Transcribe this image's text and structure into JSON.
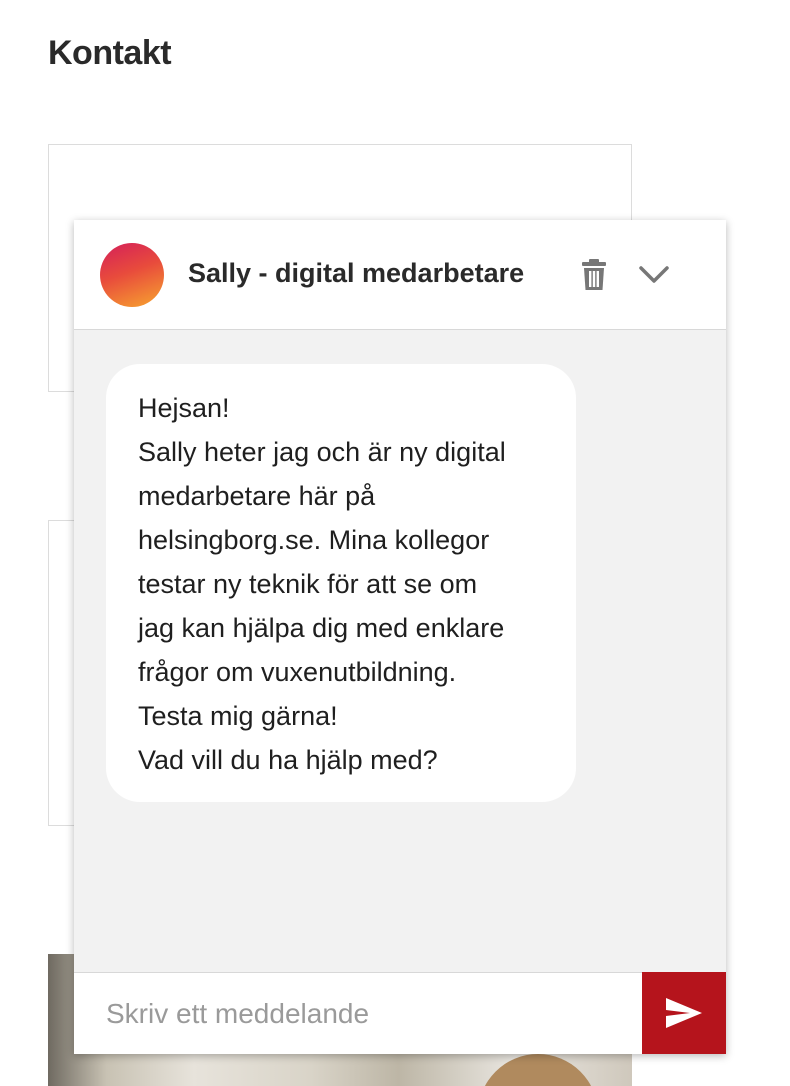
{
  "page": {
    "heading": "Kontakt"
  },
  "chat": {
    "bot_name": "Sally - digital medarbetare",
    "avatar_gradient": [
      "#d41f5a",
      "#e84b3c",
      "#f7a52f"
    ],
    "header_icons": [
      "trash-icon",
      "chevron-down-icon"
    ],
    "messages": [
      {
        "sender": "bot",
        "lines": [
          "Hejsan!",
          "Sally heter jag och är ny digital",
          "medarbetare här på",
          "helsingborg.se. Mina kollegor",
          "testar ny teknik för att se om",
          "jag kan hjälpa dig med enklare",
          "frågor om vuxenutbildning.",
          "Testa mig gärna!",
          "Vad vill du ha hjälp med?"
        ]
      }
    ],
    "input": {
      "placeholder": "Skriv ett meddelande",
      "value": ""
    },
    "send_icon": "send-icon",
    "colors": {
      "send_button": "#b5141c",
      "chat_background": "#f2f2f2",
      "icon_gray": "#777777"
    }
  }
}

• _Problem description_
Generate a word-for-word copy of the preceding records, excluding all pictures.

• _Written reply_
Transcribe this image's text and structure into JSON.
{
  "page": {
    "heading": "Kontakt"
  },
  "chat": {
    "bot_name": "Sally - digital medarbetare",
    "avatar_gradient": [
      "#d41f5a",
      "#e84b3c",
      "#f7a52f"
    ],
    "header_icons": [
      "trash-icon",
      "chevron-down-icon"
    ],
    "messages": [
      {
        "sender": "bot",
        "lines": [
          "Hejsan!",
          "Sally heter jag och är ny digital",
          "medarbetare här på",
          "helsingborg.se. Mina kollegor",
          "testar ny teknik för att se om",
          "jag kan hjälpa dig med enklare",
          "frågor om vuxenutbildning.",
          "Testa mig gärna!",
          "Vad vill du ha hjälp med?"
        ]
      }
    ],
    "input": {
      "placeholder": "Skriv ett meddelande",
      "value": ""
    },
    "send_icon": "send-icon",
    "colors": {
      "send_button": "#b5141c",
      "chat_background": "#f2f2f2",
      "icon_gray": "#777777"
    }
  }
}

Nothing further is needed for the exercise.